> Set exercise: Write out each line from the data below that includes the word "蛋白质和无机盐".

(Items listed in a dataset)
— begin —

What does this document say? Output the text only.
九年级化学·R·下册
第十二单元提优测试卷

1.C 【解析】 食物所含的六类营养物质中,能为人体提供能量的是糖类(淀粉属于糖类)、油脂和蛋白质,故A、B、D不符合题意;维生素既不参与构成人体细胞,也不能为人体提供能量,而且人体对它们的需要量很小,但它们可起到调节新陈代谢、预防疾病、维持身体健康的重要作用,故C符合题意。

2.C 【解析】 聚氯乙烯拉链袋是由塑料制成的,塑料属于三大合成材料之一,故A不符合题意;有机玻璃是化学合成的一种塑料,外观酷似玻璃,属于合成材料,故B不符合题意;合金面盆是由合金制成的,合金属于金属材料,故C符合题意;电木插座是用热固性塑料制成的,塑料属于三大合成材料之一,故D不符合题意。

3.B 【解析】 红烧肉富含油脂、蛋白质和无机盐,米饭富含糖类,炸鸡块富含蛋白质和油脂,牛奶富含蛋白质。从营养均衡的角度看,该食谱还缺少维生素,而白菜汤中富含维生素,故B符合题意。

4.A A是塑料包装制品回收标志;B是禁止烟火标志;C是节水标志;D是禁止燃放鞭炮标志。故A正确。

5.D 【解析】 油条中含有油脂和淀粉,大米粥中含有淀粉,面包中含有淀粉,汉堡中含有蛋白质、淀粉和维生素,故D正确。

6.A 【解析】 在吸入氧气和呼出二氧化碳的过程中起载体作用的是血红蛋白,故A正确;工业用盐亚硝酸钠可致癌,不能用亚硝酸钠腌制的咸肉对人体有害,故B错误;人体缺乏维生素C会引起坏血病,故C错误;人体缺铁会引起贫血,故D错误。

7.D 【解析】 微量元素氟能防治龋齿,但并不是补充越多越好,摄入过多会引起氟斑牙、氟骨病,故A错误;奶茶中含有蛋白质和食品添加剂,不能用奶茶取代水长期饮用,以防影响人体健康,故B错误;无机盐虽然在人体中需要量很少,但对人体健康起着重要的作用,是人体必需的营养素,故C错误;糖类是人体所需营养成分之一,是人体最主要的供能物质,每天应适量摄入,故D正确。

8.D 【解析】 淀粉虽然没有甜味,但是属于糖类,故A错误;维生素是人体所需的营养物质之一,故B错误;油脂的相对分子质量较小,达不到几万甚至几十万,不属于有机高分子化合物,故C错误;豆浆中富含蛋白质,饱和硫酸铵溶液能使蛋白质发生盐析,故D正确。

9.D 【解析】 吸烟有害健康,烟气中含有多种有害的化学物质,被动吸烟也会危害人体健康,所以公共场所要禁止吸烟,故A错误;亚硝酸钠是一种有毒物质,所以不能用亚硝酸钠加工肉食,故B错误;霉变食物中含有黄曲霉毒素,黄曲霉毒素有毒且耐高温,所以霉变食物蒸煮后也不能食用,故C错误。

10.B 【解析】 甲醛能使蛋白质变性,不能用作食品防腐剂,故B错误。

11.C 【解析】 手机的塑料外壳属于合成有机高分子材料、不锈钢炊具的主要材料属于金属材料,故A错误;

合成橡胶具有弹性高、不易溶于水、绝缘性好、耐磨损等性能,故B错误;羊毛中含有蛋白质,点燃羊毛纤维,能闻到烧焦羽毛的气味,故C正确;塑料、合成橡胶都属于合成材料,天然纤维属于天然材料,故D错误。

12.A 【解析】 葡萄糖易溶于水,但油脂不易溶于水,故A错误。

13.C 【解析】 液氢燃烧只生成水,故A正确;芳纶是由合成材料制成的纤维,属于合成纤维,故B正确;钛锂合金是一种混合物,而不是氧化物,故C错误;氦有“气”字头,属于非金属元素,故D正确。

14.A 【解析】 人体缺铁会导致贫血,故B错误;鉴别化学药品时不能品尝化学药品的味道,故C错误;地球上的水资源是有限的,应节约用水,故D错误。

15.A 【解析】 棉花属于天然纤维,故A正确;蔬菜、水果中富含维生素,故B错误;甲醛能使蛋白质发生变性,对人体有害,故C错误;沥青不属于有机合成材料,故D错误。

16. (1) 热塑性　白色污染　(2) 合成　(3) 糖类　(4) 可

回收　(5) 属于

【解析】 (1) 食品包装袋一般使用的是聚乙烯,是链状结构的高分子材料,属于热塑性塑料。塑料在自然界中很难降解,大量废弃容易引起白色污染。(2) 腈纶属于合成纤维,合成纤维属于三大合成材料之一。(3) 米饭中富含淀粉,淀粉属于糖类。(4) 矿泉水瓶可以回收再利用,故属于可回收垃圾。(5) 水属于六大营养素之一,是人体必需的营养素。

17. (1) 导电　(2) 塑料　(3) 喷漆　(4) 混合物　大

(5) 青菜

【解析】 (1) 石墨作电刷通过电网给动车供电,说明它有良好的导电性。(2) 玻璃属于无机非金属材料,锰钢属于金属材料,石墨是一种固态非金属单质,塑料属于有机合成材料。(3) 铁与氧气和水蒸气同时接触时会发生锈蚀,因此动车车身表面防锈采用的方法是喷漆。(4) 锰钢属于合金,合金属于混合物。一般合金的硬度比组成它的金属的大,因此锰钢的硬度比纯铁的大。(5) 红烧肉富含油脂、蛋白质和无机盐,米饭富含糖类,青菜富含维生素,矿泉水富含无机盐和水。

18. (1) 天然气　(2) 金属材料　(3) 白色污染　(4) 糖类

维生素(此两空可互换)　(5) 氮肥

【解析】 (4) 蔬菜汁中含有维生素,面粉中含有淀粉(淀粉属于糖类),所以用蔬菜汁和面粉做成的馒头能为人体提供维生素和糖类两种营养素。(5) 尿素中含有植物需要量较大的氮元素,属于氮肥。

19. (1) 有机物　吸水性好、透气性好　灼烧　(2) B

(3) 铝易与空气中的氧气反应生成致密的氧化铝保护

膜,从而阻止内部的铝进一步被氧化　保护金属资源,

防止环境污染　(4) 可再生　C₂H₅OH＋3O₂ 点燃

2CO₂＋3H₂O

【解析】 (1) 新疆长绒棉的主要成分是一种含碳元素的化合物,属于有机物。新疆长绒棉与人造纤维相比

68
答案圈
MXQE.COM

— end —

> Task output:
3.B 【解析】 红烧肉富含油脂、蛋白质和无机盐,米饭富含糖类,炸鸡块富含蛋白质和油脂,牛奶富含蛋白质。从营养均衡的角度看,该食谱还缺少维生素,而白菜汤中富含维生素,故B符合题意。
【解析】 (1) 石墨作电刷通过电网给动车供电,说明它有良好的导电性。(2) 玻璃属于无机非金属材料,锰钢属于金属材料,石墨是一种固态非金属单质,塑料属于有机合成材料。(3) 铁与氧气和水蒸气同时接触时会发生锈蚀,因此动车车身表面防锈采用的方法是喷漆。(4) 锰钢属于合金,合金属于混合物。一般合金的硬度比组成它的金属的大,因此锰钢的硬度比纯铁的大。(5) 红烧肉富含油脂、蛋白质和无机盐,米饭富含糖类,青菜富含维生素,矿泉水富含无机盐和水。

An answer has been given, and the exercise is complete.